Extraia o trecho sobre trabalho infantil por inteiro, sem mudar uma única palavra.

TRECHO FORNECIDO:

+ + + +

Se tivermos que alterar algo prefiro ficar com a proposta do então presidente do Instituto de Pesquisa Econômica Aplicada (Ipea), Márcio Pochmann, que defendeu o aumento na idade mínima legal para se começar a trabalhar no Brasil. Ele afirmou que filhos de famílias ricas raramente começam a trabalhar efetivamente antes dos 25 anos de idade – e depois de muito investimento e tempo de formação. Enquanto isso, filhos de pais pobres são condenados a começar a trabalhar cedo, não conseguem evoluir em termos de formação e acabam ocupando postos de baixa qualificação e mal remunerados que compõem a base do mercado de trabalho.

De acordo com a última estimativa organizada pela Organização Internacional do Trabalho, pela Organização Mundial de Migrações e pela Fundação Walk Free há 152 milhões de crianças trabalhando em todo o mundo – 64 milhões de meninas e 88 milhões de meninos. A maior parte delas está no continente africano (72,1 milhões), seguido pela região da Ásia/Pacífico (62 milhões), América (10,7 milhões), Europa e Ásia Central (5,5 milhões) e Oriente Médio (1,2 milhão).

+ + + +

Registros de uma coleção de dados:
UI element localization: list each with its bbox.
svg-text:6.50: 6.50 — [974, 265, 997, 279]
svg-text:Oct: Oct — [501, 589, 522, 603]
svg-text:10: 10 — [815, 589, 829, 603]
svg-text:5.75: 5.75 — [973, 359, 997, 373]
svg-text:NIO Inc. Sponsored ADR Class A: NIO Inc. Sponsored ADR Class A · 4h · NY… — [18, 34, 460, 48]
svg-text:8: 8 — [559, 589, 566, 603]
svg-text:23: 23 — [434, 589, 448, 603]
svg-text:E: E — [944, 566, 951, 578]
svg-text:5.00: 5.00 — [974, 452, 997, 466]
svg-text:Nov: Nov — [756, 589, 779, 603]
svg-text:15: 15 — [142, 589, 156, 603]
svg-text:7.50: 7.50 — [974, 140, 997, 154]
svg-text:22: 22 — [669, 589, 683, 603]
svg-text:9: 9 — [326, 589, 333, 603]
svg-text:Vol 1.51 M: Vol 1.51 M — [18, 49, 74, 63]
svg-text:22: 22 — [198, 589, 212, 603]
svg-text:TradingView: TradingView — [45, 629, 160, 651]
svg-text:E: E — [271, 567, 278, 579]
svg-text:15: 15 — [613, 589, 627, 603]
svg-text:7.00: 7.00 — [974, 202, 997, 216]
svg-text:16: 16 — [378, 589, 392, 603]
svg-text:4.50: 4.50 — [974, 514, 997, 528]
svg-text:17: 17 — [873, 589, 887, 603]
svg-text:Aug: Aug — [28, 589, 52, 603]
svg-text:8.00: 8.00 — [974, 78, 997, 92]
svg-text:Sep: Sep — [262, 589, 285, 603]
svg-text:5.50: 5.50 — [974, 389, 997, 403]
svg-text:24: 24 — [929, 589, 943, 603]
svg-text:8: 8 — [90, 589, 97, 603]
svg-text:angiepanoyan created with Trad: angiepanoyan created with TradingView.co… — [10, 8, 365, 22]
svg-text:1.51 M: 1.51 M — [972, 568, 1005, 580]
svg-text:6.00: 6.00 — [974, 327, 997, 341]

+ + + +

SOLUÇÃO DO EXERCÍCIO:
Se tivermos que alterar algo prefiro ficar com a proposta do então presidente do Instituto de Pesquisa Econômica Aplicada (Ipea), Márcio Pochmann, que defendeu o aumento na idade mínima legal para se começar a trabalhar no Brasil. Ele afirmou que filhos de famílias ricas raramente começam a trabalhar efetivamente antes dos 25 anos de idade – e depois de muito investimento e tempo de formação. Enquanto isso, filhos de pais pobres são condenados a começar a trabalhar cedo, não conseguem evoluir em termos de formação e acabam ocupando postos de baixa qualificação e mal remunerados que compõem a base do mercado de trabalho.

De acordo com a última estimativa organizada pela Organização Internacional do Trabalho, pela Organização Mundial de Migrações e pela Fundação Walk Free há 152 milhões de crianças trabalhando em todo o mundo – 64 milhões de meninas e 88 milhões de meninos. A maior parte delas está no continente africano (72,1 milhões), seguido pela região da Ásia/Pacífico (62 milhões), América (10,7 milhões), Europa e Ásia Central (5,5 milhões) e Oriente Médio (1,2 milhão).